## INSTRUCTIONS FOR THE TASK
Write out the material exactly, with the pictures left out.
········
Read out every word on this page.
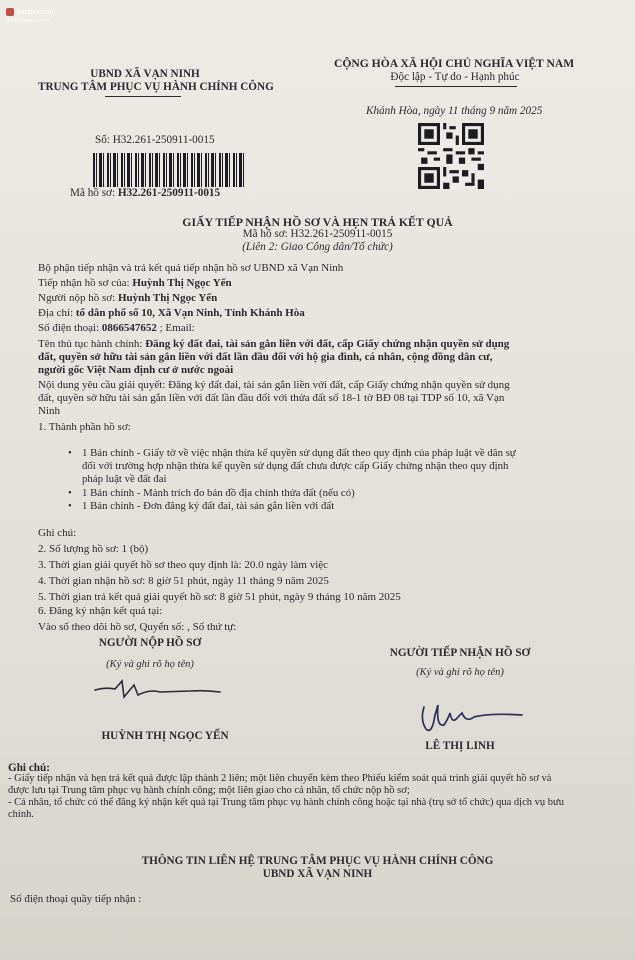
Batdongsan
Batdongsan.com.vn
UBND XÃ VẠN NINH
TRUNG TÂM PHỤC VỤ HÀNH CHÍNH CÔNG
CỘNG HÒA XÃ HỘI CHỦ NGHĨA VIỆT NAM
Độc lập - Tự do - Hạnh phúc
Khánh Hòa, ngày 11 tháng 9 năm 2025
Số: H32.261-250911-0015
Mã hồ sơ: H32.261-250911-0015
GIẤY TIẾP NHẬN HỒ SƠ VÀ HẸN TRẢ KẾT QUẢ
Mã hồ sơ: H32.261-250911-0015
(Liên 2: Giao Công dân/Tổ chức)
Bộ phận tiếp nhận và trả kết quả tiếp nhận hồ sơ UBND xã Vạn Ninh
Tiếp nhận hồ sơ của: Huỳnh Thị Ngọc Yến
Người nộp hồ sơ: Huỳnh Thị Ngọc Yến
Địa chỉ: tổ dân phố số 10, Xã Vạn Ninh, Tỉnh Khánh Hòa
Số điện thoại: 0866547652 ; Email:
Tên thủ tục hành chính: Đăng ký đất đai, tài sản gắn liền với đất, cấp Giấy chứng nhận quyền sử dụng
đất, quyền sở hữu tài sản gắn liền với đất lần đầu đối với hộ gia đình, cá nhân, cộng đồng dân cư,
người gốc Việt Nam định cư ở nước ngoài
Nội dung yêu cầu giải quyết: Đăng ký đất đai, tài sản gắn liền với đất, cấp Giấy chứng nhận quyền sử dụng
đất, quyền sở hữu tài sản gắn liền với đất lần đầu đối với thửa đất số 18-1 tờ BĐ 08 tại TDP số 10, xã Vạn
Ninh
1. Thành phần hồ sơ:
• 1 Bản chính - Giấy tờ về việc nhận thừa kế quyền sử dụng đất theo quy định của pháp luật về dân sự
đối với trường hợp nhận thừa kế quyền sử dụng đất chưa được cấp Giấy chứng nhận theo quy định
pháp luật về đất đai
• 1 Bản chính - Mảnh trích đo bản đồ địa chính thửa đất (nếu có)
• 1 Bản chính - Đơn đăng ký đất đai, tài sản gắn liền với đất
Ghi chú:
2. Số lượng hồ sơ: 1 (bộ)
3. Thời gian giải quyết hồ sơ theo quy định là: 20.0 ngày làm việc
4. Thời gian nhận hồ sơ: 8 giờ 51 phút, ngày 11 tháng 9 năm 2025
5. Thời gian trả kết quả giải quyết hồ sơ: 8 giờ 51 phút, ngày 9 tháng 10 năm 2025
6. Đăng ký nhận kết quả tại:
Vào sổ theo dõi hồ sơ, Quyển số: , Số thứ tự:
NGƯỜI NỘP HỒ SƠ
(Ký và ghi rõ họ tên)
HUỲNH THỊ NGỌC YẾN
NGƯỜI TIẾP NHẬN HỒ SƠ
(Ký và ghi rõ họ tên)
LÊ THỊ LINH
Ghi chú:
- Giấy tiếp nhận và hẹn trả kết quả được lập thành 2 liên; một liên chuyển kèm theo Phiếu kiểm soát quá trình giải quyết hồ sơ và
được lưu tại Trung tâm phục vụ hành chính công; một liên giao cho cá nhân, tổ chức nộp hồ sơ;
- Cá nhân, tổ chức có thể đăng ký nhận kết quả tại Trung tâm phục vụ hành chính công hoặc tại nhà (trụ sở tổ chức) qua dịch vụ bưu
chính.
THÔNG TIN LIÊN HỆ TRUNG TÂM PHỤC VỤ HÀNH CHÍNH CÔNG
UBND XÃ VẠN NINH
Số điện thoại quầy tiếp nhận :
········
## WRITTEN RESPONSE
Read out every word on this page.
Batdongsan
Batdongsan.com.vn
UBND XÃ VẠN NINH
TRUNG TÂM PHỤC VỤ HÀNH CHÍNH CÔNG
CỘNG HÒA XÃ HỘI CHỦ NGHĨA VIỆT NAM
Độc lập - Tự do - Hạnh phúc
Khánh Hòa, ngày 11 tháng 9 năm 2025
Số: H32.261-250911-0015
Mã hồ sơ: H32.261-250911-0015
GIẤY TIẾP NHẬN HỒ SƠ VÀ HẸN TRẢ KẾT QUẢ
Mã hồ sơ: H32.261-250911-0015
(Liên 2: Giao Công dân/Tổ chức)
Bộ phận tiếp nhận và trả kết quả tiếp nhận hồ sơ UBND xã Vạn Ninh
Tiếp nhận hồ sơ của: Huỳnh Thị Ngọc Yến
Người nộp hồ sơ: Huỳnh Thị Ngọc Yến
Địa chỉ: tổ dân phố số 10, Xã Vạn Ninh, Tỉnh Khánh Hòa
Số điện thoại: 0866547652 ; Email:
Tên thủ tục hành chính: Đăng ký đất đai, tài sản gắn liền với đất, cấp Giấy chứng nhận quyền sử dụng
đất, quyền sở hữu tài sản gắn liền với đất lần đầu đối với hộ gia đình, cá nhân, cộng đồng dân cư,
người gốc Việt Nam định cư ở nước ngoài
Nội dung yêu cầu giải quyết: Đăng ký đất đai, tài sản gắn liền với đất, cấp Giấy chứng nhận quyền sử dụng
đất, quyền sở hữu tài sản gắn liền với đất lần đầu đối với thửa đất số 18-1 tờ BĐ 08 tại TDP số 10, xã Vạn
Ninh
1. Thành phần hồ sơ:
• 1 Bản chính - Giấy tờ về việc nhận thừa kế quyền sử dụng đất theo quy định của pháp luật về dân sự
đối với trường hợp nhận thừa kế quyền sử dụng đất chưa được cấp Giấy chứng nhận theo quy định
pháp luật về đất đai
• 1 Bản chính - Mảnh trích đo bản đồ địa chính thửa đất (nếu có)
• 1 Bản chính - Đơn đăng ký đất đai, tài sản gắn liền với đất
Ghi chú:
2. Số lượng hồ sơ: 1 (bộ)
3. Thời gian giải quyết hồ sơ theo quy định là: 20.0 ngày làm việc
4. Thời gian nhận hồ sơ: 8 giờ 51 phút, ngày 11 tháng 9 năm 2025
5. Thời gian trả kết quả giải quyết hồ sơ: 8 giờ 51 phút, ngày 9 tháng 10 năm 2025
6. Đăng ký nhận kết quả tại:
Vào sổ theo dõi hồ sơ, Quyển số: , Số thứ tự:
NGƯỜI NỘP HỒ SƠ
(Ký và ghi rõ họ tên)
HUỲNH THỊ NGỌC YẾN
NGƯỜI TIẾP NHẬN HỒ SƠ
(Ký và ghi rõ họ tên)
LÊ THỊ LINH
Ghi chú:
- Giấy tiếp nhận và hẹn trả kết quả được lập thành 2 liên; một liên chuyển kèm theo Phiếu kiểm soát quá trình giải quyết hồ sơ và
được lưu tại Trung tâm phục vụ hành chính công; một liên giao cho cá nhân, tổ chức nộp hồ sơ;
- Cá nhân, tổ chức có thể đăng ký nhận kết quả tại Trung tâm phục vụ hành chính công hoặc tại nhà (trụ sở tổ chức) qua dịch vụ bưu
chính.
THÔNG TIN LIÊN HỆ TRUNG TÂM PHỤC VỤ HÀNH CHÍNH CÔNG
UBND XÃ VẠN NINH
Số điện thoại quầy tiếp nhận :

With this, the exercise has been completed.